(Extracted data entries)
▬▬▬▬▬▬▬▬▬▬

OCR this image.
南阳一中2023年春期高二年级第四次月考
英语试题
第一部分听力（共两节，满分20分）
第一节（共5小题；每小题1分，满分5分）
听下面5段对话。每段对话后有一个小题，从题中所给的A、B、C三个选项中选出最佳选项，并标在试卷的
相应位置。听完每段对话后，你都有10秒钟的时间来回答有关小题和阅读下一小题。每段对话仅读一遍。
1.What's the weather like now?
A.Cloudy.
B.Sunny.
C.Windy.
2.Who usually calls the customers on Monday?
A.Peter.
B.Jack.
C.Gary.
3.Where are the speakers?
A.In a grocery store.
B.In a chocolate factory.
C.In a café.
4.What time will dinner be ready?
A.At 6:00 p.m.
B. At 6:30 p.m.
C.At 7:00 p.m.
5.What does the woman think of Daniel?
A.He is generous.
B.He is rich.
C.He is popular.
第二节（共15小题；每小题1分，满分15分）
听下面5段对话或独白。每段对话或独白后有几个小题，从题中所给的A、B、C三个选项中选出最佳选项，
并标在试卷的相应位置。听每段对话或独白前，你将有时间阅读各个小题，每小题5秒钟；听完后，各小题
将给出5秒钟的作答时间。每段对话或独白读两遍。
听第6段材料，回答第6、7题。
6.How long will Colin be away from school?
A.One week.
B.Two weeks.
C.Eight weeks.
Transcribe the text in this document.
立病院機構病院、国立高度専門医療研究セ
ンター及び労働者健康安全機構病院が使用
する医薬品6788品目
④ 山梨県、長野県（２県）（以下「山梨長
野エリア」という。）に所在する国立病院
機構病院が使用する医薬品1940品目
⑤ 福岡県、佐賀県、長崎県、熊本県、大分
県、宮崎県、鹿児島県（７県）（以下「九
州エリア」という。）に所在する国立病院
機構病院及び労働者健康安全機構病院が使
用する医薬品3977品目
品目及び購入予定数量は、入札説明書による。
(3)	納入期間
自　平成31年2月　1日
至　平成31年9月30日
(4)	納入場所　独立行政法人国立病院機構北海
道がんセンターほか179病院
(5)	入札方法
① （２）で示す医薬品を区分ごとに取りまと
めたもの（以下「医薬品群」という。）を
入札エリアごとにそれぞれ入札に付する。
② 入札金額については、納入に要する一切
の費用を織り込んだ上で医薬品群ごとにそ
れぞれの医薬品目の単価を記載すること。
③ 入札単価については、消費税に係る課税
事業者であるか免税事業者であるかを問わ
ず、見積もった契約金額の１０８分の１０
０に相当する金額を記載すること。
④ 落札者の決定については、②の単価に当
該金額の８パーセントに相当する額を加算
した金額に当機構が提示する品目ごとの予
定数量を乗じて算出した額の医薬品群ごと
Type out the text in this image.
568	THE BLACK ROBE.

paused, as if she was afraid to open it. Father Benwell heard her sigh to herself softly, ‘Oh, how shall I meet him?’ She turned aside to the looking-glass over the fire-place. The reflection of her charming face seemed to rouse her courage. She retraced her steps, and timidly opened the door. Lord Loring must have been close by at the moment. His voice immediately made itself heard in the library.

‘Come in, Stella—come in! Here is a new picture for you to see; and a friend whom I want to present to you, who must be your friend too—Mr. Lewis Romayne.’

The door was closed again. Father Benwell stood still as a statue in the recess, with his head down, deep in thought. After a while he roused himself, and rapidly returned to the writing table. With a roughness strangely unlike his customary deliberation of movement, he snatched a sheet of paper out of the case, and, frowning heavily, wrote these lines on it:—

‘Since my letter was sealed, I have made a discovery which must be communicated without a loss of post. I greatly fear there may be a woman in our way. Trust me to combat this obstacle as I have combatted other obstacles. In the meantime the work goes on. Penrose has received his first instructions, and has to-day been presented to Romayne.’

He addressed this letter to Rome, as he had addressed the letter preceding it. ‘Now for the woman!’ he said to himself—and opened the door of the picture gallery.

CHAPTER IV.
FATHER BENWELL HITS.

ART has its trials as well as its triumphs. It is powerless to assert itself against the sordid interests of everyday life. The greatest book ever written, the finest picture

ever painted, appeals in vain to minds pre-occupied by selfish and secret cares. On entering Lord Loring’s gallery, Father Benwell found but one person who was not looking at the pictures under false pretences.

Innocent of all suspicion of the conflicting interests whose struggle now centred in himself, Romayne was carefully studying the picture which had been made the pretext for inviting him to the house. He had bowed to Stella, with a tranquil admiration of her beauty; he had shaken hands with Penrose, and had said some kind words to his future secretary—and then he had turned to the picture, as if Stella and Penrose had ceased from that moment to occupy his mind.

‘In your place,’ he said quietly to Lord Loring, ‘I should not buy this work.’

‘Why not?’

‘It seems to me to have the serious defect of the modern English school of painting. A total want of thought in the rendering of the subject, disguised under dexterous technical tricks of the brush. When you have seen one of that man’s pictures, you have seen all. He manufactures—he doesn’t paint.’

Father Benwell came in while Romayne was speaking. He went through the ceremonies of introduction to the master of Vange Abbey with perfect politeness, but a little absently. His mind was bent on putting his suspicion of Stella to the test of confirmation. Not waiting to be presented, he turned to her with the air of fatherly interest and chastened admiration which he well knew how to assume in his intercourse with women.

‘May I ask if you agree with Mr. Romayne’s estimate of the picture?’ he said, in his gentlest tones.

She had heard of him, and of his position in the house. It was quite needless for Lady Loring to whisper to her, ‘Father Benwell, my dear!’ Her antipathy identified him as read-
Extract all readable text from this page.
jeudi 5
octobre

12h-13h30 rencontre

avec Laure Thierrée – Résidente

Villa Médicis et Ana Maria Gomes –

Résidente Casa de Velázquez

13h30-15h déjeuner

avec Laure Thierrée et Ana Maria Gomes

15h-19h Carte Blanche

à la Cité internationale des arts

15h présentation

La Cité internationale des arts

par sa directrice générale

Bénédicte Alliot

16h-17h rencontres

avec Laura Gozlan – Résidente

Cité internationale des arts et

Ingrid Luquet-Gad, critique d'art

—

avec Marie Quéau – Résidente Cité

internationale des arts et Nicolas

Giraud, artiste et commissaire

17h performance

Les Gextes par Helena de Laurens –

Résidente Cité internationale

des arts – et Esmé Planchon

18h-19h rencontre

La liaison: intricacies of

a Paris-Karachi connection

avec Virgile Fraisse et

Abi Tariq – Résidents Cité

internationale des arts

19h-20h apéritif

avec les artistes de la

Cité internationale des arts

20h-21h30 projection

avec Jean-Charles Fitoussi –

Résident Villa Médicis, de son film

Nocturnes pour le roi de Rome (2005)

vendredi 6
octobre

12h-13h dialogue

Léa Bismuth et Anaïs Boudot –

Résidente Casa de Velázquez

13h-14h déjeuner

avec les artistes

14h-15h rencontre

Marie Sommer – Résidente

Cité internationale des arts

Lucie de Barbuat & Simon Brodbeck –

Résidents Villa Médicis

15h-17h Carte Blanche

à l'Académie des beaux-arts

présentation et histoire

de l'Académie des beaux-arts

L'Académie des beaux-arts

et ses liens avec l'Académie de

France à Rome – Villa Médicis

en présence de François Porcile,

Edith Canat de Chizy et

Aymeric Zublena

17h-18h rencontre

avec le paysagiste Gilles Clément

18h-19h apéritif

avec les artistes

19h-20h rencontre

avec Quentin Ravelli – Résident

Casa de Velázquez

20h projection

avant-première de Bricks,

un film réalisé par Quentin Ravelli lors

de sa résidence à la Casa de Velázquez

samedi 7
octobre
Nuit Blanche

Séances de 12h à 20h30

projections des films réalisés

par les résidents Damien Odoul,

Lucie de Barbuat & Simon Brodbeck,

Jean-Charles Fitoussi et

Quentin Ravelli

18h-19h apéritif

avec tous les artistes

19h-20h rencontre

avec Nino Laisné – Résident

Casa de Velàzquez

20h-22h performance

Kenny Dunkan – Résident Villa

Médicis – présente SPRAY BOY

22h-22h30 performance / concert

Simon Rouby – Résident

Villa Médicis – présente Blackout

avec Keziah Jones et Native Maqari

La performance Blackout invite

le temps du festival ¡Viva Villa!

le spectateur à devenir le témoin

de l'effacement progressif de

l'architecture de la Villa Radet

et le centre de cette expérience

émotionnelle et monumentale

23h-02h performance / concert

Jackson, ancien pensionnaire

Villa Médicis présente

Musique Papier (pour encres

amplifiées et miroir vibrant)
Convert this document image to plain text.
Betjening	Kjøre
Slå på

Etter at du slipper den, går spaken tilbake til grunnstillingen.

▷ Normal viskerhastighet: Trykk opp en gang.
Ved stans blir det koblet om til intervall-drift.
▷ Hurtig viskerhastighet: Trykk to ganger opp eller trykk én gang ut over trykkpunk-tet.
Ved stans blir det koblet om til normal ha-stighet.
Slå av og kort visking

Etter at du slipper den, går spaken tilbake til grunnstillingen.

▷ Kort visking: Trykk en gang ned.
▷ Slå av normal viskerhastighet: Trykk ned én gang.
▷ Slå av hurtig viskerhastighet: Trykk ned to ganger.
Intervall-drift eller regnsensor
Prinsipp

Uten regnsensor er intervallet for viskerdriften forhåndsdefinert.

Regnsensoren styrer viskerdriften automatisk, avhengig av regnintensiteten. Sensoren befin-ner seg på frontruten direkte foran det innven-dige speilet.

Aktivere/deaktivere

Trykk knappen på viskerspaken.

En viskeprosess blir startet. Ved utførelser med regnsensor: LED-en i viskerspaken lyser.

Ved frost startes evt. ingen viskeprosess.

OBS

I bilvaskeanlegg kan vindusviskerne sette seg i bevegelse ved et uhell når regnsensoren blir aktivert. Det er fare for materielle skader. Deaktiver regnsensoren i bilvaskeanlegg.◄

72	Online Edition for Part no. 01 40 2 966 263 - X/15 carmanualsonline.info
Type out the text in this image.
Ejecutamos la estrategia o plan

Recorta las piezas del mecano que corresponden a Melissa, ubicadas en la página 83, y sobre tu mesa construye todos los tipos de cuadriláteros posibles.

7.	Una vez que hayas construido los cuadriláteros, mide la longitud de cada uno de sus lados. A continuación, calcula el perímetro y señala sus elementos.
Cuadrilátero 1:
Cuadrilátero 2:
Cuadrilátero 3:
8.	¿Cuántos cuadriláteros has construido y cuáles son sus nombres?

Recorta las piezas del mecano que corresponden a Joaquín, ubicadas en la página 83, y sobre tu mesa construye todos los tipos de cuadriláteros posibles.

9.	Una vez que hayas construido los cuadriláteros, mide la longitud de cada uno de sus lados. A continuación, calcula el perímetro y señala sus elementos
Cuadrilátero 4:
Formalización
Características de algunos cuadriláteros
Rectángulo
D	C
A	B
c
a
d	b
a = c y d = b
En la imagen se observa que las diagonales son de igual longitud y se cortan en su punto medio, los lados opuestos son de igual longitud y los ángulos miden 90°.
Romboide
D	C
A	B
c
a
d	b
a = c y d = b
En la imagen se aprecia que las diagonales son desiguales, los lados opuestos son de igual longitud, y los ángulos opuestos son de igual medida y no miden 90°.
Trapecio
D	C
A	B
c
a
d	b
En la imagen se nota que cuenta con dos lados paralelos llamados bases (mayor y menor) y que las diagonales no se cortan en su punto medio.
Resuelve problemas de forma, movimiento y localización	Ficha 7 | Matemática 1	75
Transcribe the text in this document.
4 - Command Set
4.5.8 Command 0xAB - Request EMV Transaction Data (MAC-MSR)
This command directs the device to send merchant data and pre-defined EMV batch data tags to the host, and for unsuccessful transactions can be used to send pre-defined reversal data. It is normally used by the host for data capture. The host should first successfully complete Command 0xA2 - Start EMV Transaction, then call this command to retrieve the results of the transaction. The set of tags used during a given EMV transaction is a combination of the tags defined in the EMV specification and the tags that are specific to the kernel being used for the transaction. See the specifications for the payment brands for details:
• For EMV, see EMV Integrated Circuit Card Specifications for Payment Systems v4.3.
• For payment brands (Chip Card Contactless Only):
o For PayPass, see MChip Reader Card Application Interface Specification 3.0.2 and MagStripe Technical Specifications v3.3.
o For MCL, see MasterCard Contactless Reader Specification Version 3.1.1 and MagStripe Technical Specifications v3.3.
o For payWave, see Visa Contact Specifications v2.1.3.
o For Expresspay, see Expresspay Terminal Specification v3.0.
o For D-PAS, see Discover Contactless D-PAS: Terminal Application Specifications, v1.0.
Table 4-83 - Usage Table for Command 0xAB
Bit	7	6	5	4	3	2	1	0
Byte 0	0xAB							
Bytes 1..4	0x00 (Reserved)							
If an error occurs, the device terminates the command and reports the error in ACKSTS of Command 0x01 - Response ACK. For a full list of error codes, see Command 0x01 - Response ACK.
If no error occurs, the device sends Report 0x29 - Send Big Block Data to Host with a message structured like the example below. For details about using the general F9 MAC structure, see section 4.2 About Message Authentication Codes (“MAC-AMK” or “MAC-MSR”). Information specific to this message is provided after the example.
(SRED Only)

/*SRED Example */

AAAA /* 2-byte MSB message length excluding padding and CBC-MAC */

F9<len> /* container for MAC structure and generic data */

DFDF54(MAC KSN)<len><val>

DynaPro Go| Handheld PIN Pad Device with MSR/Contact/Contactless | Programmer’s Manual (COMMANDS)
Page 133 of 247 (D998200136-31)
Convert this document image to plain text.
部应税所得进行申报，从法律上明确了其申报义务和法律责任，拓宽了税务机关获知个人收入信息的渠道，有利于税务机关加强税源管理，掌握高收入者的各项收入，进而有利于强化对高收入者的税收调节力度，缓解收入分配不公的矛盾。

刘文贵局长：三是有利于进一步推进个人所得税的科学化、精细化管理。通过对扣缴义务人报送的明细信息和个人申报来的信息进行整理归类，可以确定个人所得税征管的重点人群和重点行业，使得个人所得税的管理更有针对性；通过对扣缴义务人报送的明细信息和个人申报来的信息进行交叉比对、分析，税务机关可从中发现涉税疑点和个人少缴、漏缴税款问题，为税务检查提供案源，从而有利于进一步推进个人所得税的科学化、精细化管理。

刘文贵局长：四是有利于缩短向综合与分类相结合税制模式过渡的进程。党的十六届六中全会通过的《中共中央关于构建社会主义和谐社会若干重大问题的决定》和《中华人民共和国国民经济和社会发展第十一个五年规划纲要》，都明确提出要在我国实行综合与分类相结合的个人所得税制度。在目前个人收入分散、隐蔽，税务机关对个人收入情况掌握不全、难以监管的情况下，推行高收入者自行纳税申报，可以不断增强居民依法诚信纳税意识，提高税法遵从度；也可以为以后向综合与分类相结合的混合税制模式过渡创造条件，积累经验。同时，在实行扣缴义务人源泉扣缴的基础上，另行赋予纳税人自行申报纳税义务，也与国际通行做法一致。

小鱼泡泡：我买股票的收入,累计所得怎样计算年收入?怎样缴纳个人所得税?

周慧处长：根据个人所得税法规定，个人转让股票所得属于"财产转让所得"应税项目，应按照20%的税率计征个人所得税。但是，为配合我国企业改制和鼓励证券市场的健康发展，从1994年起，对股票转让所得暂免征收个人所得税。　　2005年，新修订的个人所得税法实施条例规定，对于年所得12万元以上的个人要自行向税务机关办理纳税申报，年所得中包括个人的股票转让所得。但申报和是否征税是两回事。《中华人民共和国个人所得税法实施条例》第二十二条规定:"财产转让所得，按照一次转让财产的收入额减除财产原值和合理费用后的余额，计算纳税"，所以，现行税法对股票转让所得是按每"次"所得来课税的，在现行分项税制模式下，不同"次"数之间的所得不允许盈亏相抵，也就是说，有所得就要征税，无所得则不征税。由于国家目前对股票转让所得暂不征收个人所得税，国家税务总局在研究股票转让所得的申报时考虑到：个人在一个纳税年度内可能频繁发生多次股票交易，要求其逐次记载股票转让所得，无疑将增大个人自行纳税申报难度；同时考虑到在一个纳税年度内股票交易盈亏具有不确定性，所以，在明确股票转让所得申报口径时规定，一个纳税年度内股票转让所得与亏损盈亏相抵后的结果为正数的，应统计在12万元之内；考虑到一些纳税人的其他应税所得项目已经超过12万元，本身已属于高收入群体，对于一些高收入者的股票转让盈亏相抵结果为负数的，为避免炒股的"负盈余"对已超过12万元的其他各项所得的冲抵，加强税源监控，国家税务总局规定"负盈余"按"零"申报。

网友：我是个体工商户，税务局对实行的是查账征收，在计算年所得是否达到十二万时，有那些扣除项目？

▬▬▬▬▬▬▬▬▬▬

» **Aim**
Scan the data above; copy every line where "Maria" appears.

» **Solution to this task**
Villa Médicis et Ana Maria Gomes –
avec Laure Thierrée et Ana Maria Gomes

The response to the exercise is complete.